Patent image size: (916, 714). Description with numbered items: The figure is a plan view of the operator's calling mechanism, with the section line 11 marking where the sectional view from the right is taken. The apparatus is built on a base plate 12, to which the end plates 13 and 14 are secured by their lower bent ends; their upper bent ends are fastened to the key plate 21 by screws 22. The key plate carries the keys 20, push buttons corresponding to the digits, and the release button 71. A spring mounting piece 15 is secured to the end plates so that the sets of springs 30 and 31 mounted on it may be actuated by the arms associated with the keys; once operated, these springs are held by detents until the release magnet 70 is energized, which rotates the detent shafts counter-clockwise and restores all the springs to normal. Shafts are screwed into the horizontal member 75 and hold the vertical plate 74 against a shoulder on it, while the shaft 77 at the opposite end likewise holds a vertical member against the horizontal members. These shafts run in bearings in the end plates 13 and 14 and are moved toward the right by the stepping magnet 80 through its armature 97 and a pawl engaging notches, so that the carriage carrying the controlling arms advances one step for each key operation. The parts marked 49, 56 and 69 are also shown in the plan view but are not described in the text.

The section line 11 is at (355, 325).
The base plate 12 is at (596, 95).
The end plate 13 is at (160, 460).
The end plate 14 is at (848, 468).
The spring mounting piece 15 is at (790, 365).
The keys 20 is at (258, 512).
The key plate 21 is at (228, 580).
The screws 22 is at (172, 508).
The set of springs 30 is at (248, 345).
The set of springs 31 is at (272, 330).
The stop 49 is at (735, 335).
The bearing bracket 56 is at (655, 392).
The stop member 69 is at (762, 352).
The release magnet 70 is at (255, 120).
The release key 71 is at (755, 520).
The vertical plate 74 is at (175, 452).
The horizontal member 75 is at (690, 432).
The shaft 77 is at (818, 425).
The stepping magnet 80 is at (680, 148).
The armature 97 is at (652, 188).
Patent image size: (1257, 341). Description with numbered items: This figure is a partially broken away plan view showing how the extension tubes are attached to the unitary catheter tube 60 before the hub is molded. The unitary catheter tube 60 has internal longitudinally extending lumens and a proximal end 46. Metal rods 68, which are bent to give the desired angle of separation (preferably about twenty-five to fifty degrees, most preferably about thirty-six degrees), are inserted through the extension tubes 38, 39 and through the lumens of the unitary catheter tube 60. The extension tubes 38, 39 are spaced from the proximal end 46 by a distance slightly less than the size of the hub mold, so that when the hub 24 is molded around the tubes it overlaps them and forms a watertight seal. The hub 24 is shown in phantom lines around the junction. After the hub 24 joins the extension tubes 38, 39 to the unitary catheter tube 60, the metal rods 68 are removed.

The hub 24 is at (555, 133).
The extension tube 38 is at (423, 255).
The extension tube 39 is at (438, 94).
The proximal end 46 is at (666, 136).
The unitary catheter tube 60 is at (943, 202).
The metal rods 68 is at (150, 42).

_ _ _ _ _

REQUEST
Output every line of the rows above as a JSON list of strings, one string per line, leaving out blank lines.

REPLY TO THE EXERCISE
[
  "Patent image size: (916, 714). Description with numbered items: The figure is a plan view of the operator's calling mechanism, with the section line 11 marking where the sectional view from the right is taken. The apparatus is built on a base plate 12, to which the end plates 13 and 14 are secured by their lower bent ends; their upper bent ends are fastened to the key plate 21 by screws 22. The key plate carries the keys 20, push buttons corresponding to the digits, and the release button 71. A spring mounting piece 15 is secured to the end plates so that the sets of springs 30 and 31 mounted on it may be actuated by the arms associated with the keys; once operated, these springs are held by detents until the release magnet 70 is energized, which rotates the detent shafts counter-clockwise and restores all the springs to normal. Shafts are screwed into the horizontal member 75 and hold the vertical plate 74 against a shoulder on it, while the shaft 77 at the opposite end likewise holds a vertical member against the horizontal members. These shafts run in bearings in the end plates 13 and 14 and are moved toward the right by the stepping magnet 80 through its armature 97 and a pawl engaging notches, so that the carriage carrying the controlling arms advances one step for each key operation. The parts marked 49, 56 and 69 are also shown in the plan view but are not described in the text.",
  "The section line 11 is at (355, 325).",
  "The base plate 12 is at (596, 95).",
  "The end plate 13 is at (160, 460).",
  "The end plate 14 is at (848, 468).",
  "The spring mounting piece 15 is at (790, 365).",
  "The keys 20 is at (258, 512).",
  "The key plate 21 is at (228, 580).",
  "The screws 22 is at (172, 508).",
  "The set of springs 30 is at (248, 345).",
  "The set of springs 31 is at (272, 330).",
  "The stop 49 is at (735, 335).",
  "The bearing bracket 56 is at (655, 392).",
  "The stop member 69 is at (762, 352).",
  "The release magnet 70 is at (255, 120).",
  "The release key 71 is at (755, 520).",
  "The vertical plate 74 is at (175, 452).",
  "The horizontal member 75 is at (690, 432).",
  "The shaft 77 is at (818, 425).",
  "The stepping magnet 80 is at (680, 148).",
  "The armature 97 is at (652, 188).",
  "Patent image size: (1257, 341). Description with numbered items: This figure is a partially broken away plan view showing how the extension tubes are attached to the unitary catheter tube 60 before the hub is molded. The unitary catheter tube 60 has internal longitudinally extending lumens and a proximal end 46. Metal rods 68, which are bent to give the desired angle of separation (preferably about twenty-five to fifty degrees, most preferably about thirty-six degrees), are inserted through the extension tubes 38, 39 and through the lumens of the unitary catheter tube 60. The extension tubes 38, 39 are spaced from the proximal end 46 by a distance slightly less than the size of the hub mold, so that when the hub 24 is molded around the tubes it overlaps them and forms a watertight seal. The hub 24 is shown in phantom lines around the junction. After the hub 24 joins the extension tubes 38, 39 to the unitary catheter tube 60, the metal rods 68 are removed.",
  "The hub 24 is at (555, 133).",
  "The extension tube 38 is at (423, 255).",
  "The extension tube 39 is at (438, 94).",
  "The proximal end 46 is at (666, 136).",
  "The unitary catheter tube 60 is at (943, 202).",
  "The metal rods 68 is at (150, 42)."
]